## EXERCISE DETAILS
Rewrite only the material starting with the line containing "scale-slider-2[interactable] [971,168,1072,184]" and going on through the line containing "denoise-select[interactable]: ResUNet [827,143,904,164]", changing "interactable" to "clickable" and keeping everything else the same.

>>>

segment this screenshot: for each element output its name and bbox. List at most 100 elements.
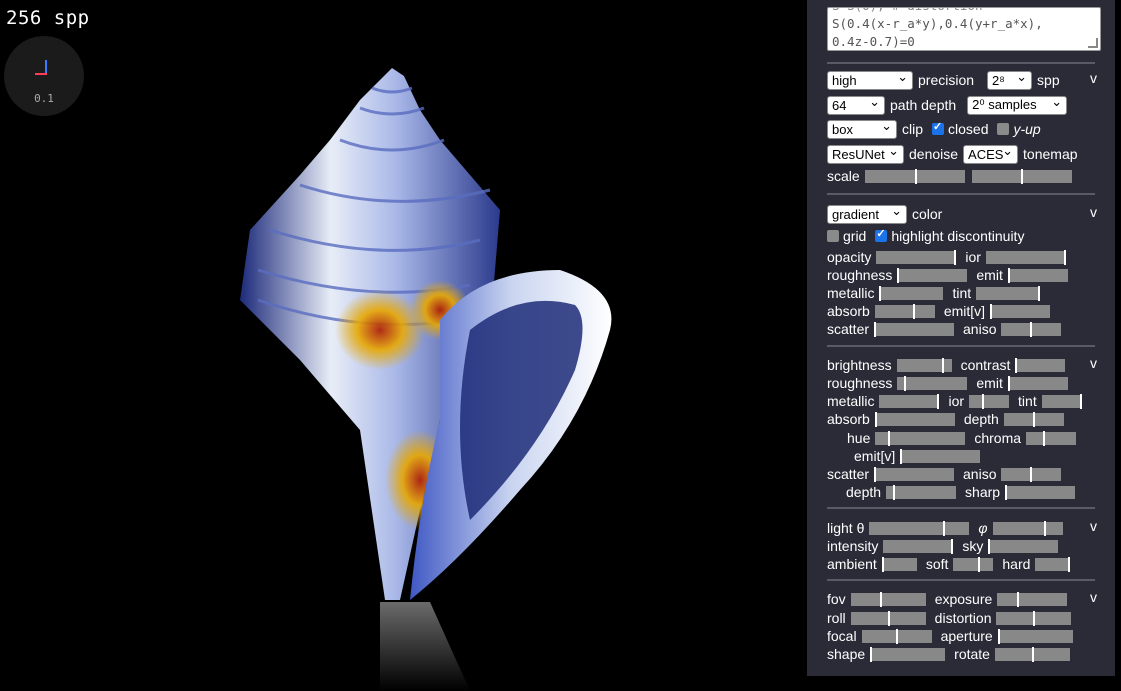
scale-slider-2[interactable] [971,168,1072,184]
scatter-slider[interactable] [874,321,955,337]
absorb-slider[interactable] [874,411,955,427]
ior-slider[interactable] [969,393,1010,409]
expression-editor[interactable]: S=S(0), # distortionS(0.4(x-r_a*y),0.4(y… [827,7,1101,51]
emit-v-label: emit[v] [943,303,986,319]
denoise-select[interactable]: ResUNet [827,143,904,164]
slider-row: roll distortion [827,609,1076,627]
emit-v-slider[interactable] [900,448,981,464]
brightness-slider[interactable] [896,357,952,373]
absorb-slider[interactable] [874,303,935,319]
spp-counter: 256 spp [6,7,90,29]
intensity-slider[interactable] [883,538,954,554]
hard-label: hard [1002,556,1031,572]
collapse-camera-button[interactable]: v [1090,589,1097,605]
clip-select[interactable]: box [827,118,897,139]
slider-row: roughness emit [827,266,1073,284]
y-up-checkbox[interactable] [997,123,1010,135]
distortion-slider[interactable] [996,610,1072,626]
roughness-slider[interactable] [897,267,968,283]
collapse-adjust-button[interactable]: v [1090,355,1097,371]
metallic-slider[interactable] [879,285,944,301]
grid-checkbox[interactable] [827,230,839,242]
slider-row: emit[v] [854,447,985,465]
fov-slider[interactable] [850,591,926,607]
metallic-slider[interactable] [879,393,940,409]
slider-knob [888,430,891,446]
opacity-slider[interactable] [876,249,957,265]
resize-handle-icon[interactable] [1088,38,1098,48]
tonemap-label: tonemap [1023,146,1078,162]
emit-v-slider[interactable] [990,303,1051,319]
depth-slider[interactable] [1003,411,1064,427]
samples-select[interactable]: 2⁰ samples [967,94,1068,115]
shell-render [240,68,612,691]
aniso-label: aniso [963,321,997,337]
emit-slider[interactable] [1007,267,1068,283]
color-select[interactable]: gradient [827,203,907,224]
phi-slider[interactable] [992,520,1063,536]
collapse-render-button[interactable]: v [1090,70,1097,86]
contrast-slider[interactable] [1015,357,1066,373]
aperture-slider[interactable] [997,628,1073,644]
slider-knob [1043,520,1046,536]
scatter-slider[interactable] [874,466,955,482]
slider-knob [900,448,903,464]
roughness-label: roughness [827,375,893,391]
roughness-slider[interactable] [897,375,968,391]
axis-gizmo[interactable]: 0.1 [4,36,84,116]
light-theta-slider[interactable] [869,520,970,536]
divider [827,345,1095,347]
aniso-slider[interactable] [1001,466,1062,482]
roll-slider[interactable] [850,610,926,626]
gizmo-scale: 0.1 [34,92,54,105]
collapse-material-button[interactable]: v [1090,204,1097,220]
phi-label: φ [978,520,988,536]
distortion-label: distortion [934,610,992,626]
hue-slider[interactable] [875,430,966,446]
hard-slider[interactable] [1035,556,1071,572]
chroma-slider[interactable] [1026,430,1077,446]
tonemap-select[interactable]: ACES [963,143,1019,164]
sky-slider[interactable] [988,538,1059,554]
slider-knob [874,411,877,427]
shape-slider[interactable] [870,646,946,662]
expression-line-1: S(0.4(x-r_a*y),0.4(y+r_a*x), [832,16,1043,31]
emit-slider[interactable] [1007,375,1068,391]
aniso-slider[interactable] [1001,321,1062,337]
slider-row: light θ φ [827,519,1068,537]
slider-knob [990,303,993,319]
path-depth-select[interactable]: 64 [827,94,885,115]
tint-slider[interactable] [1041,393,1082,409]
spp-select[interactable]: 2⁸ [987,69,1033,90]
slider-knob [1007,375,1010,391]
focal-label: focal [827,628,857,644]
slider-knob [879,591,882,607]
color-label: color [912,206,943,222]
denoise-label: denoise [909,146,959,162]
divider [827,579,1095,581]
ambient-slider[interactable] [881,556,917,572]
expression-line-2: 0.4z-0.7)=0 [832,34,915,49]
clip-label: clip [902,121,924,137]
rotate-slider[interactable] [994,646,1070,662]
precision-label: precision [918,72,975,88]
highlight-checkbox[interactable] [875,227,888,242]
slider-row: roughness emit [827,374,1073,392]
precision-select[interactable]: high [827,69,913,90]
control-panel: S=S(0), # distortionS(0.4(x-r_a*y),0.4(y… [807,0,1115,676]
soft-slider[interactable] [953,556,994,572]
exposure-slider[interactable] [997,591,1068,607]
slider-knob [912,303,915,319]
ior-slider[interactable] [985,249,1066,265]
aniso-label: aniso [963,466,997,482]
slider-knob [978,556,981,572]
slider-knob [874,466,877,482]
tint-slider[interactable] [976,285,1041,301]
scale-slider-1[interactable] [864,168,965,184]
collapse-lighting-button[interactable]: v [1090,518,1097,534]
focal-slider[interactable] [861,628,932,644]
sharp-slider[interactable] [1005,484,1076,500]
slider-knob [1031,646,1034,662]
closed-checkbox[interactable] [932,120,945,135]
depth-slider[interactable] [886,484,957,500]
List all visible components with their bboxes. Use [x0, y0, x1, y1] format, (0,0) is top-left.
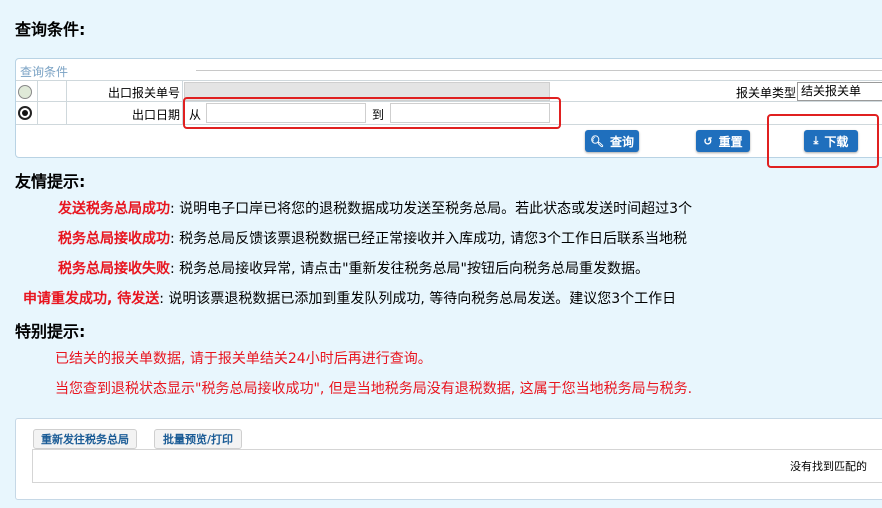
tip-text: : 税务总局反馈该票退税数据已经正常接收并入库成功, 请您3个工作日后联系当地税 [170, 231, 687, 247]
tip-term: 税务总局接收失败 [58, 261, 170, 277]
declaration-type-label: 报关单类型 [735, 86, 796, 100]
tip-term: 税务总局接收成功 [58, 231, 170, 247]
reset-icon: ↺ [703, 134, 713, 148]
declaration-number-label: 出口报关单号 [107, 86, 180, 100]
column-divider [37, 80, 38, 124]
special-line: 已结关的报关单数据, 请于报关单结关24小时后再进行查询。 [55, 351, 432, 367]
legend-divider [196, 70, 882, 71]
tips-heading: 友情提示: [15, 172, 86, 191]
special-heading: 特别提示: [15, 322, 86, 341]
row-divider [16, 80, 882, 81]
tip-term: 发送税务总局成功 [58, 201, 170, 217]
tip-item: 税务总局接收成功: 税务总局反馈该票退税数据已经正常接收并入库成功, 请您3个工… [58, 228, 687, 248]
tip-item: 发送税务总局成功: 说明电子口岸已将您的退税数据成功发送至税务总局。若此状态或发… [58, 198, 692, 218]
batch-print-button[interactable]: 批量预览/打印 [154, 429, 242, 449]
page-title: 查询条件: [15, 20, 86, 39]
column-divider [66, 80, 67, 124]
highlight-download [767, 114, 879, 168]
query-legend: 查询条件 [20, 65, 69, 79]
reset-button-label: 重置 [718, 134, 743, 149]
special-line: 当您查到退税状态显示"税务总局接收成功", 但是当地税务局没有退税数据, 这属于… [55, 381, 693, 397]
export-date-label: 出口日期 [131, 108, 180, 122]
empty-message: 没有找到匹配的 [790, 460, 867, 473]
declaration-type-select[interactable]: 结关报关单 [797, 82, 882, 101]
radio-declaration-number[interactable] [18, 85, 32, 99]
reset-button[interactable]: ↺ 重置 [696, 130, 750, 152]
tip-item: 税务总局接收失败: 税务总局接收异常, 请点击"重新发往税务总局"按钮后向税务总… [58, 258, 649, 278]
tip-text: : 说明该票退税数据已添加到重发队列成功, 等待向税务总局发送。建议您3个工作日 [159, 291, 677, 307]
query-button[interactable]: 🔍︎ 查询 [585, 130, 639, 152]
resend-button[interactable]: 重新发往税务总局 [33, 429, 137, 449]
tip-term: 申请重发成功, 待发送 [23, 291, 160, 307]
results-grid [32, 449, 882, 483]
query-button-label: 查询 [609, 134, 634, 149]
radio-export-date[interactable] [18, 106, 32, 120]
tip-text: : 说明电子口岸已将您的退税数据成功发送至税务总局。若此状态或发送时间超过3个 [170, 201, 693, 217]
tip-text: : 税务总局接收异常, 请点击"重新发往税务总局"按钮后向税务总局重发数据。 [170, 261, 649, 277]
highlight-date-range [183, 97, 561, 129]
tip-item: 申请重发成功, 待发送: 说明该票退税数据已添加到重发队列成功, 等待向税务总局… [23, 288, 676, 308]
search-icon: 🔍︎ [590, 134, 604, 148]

<<<

## EXERCISE ANSWER
scale-slider-2[clickable] [971,168,1072,184]
scatter-slider[clickable] [874,321,955,337]
absorb-slider[clickable] [874,411,955,427]
ior-slider[clickable] [969,393,1010,409]
expression-editor[clickable]: S=S(0), # distortionS(0.4(x-r_a*y),0.4(y… [827,7,1101,51]
emit-v-label: emit[v] [943,303,986,319]
denoise-select[clickable]: ResUNet [827,143,904,164]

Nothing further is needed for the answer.